- [WHAT THE TASK REQUIRES]: Restate the records in their entirety, word for word.

- [DATA EXTRACT]:
——————

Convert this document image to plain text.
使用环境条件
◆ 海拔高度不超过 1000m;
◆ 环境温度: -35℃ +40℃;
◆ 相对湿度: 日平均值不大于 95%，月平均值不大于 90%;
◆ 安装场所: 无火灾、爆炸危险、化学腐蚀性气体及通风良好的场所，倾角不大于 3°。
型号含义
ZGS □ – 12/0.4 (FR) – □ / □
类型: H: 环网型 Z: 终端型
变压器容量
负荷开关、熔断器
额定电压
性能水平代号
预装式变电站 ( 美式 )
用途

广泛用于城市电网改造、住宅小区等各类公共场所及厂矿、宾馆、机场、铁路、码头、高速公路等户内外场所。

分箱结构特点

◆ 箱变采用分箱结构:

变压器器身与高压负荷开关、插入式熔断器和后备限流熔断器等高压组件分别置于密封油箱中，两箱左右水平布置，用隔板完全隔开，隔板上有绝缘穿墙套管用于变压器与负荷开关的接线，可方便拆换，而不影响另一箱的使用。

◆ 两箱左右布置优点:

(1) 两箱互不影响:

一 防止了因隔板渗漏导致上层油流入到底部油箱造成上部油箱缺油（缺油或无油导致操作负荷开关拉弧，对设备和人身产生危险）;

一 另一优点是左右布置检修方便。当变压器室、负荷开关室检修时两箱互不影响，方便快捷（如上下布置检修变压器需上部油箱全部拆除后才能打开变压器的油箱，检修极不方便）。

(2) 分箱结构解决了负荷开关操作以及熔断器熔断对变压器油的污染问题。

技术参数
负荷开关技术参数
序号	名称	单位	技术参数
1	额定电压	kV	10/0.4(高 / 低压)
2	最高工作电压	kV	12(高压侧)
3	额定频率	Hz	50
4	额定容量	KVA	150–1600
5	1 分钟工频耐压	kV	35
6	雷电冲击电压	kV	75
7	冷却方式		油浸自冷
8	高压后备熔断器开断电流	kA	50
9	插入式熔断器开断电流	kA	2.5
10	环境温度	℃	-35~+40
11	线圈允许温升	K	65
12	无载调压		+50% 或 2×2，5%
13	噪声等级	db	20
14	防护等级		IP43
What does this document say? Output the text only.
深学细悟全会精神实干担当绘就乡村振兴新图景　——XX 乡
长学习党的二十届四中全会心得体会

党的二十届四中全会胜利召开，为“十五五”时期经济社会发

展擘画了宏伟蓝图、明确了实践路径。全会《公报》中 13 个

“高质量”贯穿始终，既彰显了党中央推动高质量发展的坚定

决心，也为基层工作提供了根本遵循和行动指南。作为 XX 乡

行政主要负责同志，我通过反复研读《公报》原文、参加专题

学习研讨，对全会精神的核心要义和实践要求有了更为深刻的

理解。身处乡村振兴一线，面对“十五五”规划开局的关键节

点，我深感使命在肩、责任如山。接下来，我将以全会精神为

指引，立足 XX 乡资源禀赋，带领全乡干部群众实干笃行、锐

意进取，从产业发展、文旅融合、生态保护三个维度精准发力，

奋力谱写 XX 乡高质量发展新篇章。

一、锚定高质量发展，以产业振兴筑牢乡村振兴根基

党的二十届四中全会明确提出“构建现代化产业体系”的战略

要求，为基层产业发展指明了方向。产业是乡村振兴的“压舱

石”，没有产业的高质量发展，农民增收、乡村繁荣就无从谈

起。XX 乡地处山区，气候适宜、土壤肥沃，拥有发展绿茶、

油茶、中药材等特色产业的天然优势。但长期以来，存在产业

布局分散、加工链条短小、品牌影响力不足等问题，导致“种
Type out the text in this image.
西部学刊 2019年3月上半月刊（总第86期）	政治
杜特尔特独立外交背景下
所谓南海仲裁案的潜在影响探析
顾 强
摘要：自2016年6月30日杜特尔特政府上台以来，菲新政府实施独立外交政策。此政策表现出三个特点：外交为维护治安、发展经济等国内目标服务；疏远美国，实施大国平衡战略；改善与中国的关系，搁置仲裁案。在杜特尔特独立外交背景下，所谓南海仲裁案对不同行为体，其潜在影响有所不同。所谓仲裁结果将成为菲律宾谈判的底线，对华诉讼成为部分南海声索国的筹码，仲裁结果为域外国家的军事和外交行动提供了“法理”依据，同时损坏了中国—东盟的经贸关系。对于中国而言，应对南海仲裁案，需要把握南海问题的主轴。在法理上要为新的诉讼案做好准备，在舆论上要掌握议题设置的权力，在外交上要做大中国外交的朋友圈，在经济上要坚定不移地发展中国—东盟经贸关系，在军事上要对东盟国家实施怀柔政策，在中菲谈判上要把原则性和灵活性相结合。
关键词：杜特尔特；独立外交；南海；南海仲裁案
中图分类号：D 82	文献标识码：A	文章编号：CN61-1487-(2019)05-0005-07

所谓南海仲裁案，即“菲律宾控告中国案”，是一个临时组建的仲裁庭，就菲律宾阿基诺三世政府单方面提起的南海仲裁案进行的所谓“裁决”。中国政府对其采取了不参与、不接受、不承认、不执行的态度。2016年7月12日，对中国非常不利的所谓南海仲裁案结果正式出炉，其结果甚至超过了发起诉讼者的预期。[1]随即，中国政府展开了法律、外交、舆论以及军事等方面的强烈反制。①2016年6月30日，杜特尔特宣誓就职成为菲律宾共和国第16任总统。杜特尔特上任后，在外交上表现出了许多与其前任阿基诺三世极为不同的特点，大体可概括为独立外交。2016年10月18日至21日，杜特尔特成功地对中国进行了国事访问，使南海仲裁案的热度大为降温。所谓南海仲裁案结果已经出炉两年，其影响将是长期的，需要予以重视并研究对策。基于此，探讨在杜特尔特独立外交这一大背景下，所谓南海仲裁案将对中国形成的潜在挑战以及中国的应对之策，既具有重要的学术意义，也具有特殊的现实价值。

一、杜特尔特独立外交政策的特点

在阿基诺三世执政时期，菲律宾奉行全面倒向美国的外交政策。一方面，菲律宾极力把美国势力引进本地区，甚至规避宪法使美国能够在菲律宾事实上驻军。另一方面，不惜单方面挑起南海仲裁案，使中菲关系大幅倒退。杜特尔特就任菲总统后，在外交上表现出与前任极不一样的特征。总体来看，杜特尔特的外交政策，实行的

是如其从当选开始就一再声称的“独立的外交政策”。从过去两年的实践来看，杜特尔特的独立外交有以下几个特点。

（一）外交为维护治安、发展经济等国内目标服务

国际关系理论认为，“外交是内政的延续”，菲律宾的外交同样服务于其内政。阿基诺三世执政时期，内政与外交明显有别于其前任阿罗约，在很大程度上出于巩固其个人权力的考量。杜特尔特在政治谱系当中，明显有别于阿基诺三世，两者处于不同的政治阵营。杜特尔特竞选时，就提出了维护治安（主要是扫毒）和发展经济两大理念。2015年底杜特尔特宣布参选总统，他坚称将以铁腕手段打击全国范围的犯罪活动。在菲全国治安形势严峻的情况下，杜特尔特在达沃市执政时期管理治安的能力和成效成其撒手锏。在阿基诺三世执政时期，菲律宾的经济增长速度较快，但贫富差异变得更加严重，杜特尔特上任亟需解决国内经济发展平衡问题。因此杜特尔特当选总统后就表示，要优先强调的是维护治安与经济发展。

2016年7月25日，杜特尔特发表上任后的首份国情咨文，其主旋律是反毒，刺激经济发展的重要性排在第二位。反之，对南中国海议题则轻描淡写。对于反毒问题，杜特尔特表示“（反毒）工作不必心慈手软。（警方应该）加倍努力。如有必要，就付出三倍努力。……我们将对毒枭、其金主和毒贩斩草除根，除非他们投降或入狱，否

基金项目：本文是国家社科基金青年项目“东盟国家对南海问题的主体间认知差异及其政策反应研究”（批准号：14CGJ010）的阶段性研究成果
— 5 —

——————

- [FINAL RESULT]:
Convert this document image to plain text.
使用环境条件
◆ 海拔高度不超过 1000m;
◆ 环境温度: -35℃ +40℃;
◆ 相对湿度: 日平均值不大于 95%，月平均值不大于 90%;
◆ 安装场所: 无火灾、爆炸危险、化学腐蚀性气体及通风良好的场所，倾角不大于 3°。
型号含义
ZGS □ – 12/0.4 (FR) – □ / □
类型: H: 环网型 Z: 终端型
变压器容量
负荷开关、熔断器
额定电压
性能水平代号
预装式变电站 ( 美式 )
用途

广泛用于城市电网改造、住宅小区等各类公共场所及厂矿、宾馆、机场、铁路、码头、高速公路等户内外场所。

分箱结构特点

◆ 箱变采用分箱结构:

变压器器身与高压负荷开关、插入式熔断器和后备限流熔断器等高压组件分别置于密封油箱中，两箱左右水平布置，用隔板完全隔开，隔板上有绝缘穿墙套管用于变压器与负荷开关的接线，可方便拆换，而不影响另一箱的使用。

◆ 两箱左右布置优点:

(1) 两箱互不影响:

一 防止了因隔板渗漏导致上层油流入到底部油箱造成上部油箱缺油（缺油或无油导致操作负荷开关拉弧，对设备和人身产生危险）;

一 另一优点是左右布置检修方便。当变压器室、负荷开关室检修时两箱互不影响，方便快捷（如上下布置检修变压器需上部油箱全部拆除后才能打开变压器的油箱，检修极不方便）。

(2) 分箱结构解决了负荷开关操作以及熔断器熔断对变压器油的污染问题。

技术参数
负荷开关技术参数
序号	名称	单位	技术参数
1	额定电压	kV	10/0.4(高 / 低压)
2	最高工作电压	kV	12(高压侧)
3	额定频率	Hz	50
4	额定容量	KVA	150–1600
5	1 分钟工频耐压	kV	35
6	雷电冲击电压	kV	75
7	冷却方式		油浸自冷
8	高压后备熔断器开断电流	kA	50
9	插入式熔断器开断电流	kA	2.5
10	环境温度	℃	-35~+40
11	线圈允许温升	K	65
12	无载调压		+50% 或 2×2，5%
13	噪声等级	db	20
14	防护等级		IP43
What does this document say? Output the text only.
深学细悟全会精神实干担当绘就乡村振兴新图景　——XX 乡
长学习党的二十届四中全会心得体会

党的二十届四中全会胜利召开，为“十五五”时期经济社会发

展擘画了宏伟蓝图、明确了实践路径。全会《公报》中 13 个

“高质量”贯穿始终，既彰显了党中央推动高质量发展的坚定

决心，也为基层工作提供了根本遵循和行动指南。作为 XX 乡

行政主要负责同志，我通过反复研读《公报》原文、参加专题

学习研讨，对全会精神的核心要义和实践要求有了更为深刻的

理解。身处乡村振兴一线，面对“十五五”规划开局的关键节

点，我深感使命在肩、责任如山。接下来，我将以全会精神为

指引，立足 XX 乡资源禀赋，带领全乡干部群众实干笃行、锐

意进取，从产业发展、文旅融合、生态保护三个维度精准发力，

奋力谱写 XX 乡高质量发展新篇章。

一、锚定高质量发展，以产业振兴筑牢乡村振兴根基

党的二十届四中全会明确提出“构建现代化产业体系”的战略

要求，为基层产业发展指明了方向。产业是乡村振兴的“压舱

石”，没有产业的高质量发展，农民增收、乡村繁荣就无从谈

起。XX 乡地处山区，气候适宜、土壤肥沃，拥有发展绿茶、

油茶、中药材等特色产业的天然优势。但长期以来，存在产业

布局分散、加工链条短小、品牌影响力不足等问题，导致“种
Type out the text in this image.
西部学刊 2019年3月上半月刊（总第86期）	政治
杜特尔特独立外交背景下
所谓南海仲裁案的潜在影响探析
顾 强
摘要：自2016年6月30日杜特尔特政府上台以来，菲新政府实施独立外交政策。此政策表现出三个特点：外交为维护治安、发展经济等国内目标服务；疏远美国，实施大国平衡战略；改善与中国的关系，搁置仲裁案。在杜特尔特独立外交背景下，所谓南海仲裁案对不同行为体，其潜在影响有所不同。所谓仲裁结果将成为菲律宾谈判的底线，对华诉讼成为部分南海声索国的筹码，仲裁结果为域外国家的军事和外交行动提供了“法理”依据，同时损坏了中国—东盟的经贸关系。对于中国而言，应对南海仲裁案，需要把握南海问题的主轴。在法理上要为新的诉讼案做好准备，在舆论上要掌握议题设置的权力，在外交上要做大中国外交的朋友圈，在经济上要坚定不移地发展中国—东盟经贸关系，在军事上要对东盟国家实施怀柔政策，在中菲谈判上要把原则性和灵活性相结合。
关键词：杜特尔特；独立外交；南海；南海仲裁案
中图分类号：D 82	文献标识码：A	文章编号：CN61-1487-(2019)05-0005-07

所谓南海仲裁案，即“菲律宾控告中国案”，是一个临时组建的仲裁庭，就菲律宾阿基诺三世政府单方面提起的南海仲裁案进行的所谓“裁决”。中国政府对其采取了不参与、不接受、不承认、不执行的态度。2016年7月12日，对中国非常不利的所谓南海仲裁案结果正式出炉，其结果甚至超过了发起诉讼者的预期。[1]随即，中国政府展开了法律、外交、舆论以及军事等方面的强烈反制。①2016年6月30日，杜特尔特宣誓就职成为菲律宾共和国第16任总统。杜特尔特上任后，在外交上表现出了许多与其前任阿基诺三世极为不同的特点，大体可概括为独立外交。2016年10月18日至21日，杜特尔特成功地对中国进行了国事访问，使南海仲裁案的热度大为降温。所谓南海仲裁案结果已经出炉两年，其影响将是长期的，需要予以重视并研究对策。基于此，探讨在杜特尔特独立外交这一大背景下，所谓南海仲裁案将对中国形成的潜在挑战以及中国的应对之策，既具有重要的学术意义，也具有特殊的现实价值。

一、杜特尔特独立外交政策的特点

在阿基诺三世执政时期，菲律宾奉行全面倒向美国的外交政策。一方面，菲律宾极力把美国势力引进本地区，甚至规避宪法使美国能够在菲律宾事实上驻军。另一方面，不惜单方面挑起南海仲裁案，使中菲关系大幅倒退。杜特尔特就任菲总统后，在外交上表现出与前任极不一样的特征。总体来看，杜特尔特的外交政策，实行的

是如其从当选开始就一再声称的“独立的外交政策”。从过去两年的实践来看，杜特尔特的独立外交有以下几个特点。

（一）外交为维护治安、发展经济等国内目标服务

国际关系理论认为，“外交是内政的延续”，菲律宾的外交同样服务于其内政。阿基诺三世执政时期，内政与外交明显有别于其前任阿罗约，在很大程度上出于巩固其个人权力的考量。杜特尔特在政治谱系当中，明显有别于阿基诺三世，两者处于不同的政治阵营。杜特尔特竞选时，就提出了维护治安（主要是扫毒）和发展经济两大理念。2015年底杜特尔特宣布参选总统，他坚称将以铁腕手段打击全国范围的犯罪活动。在菲全国治安形势严峻的情况下，杜特尔特在达沃市执政时期管理治安的能力和成效成其撒手锏。在阿基诺三世执政时期，菲律宾的经济增长速度较快，但贫富差异变得更加严重，杜特尔特上任亟需解决国内经济发展平衡问题。因此杜特尔特当选总统后就表示，要优先强调的是维护治安与经济发展。

2016年7月25日，杜特尔特发表上任后的首份国情咨文，其主旋律是反毒，刺激经济发展的重要性排在第二位。反之，对南中国海议题则轻描淡写。对于反毒问题，杜特尔特表示“（反毒）工作不必心慈手软。（警方应该）加倍努力。如有必要，就付出三倍努力。……我们将对毒枭、其金主和毒贩斩草除根，除非他们投降或入狱，否

基金项目：本文是国家社科基金青年项目“东盟国家对南海问题的主体间认知差异及其政策反应研究”（批准号：14CGJ010）的阶段性研究成果
— 5 —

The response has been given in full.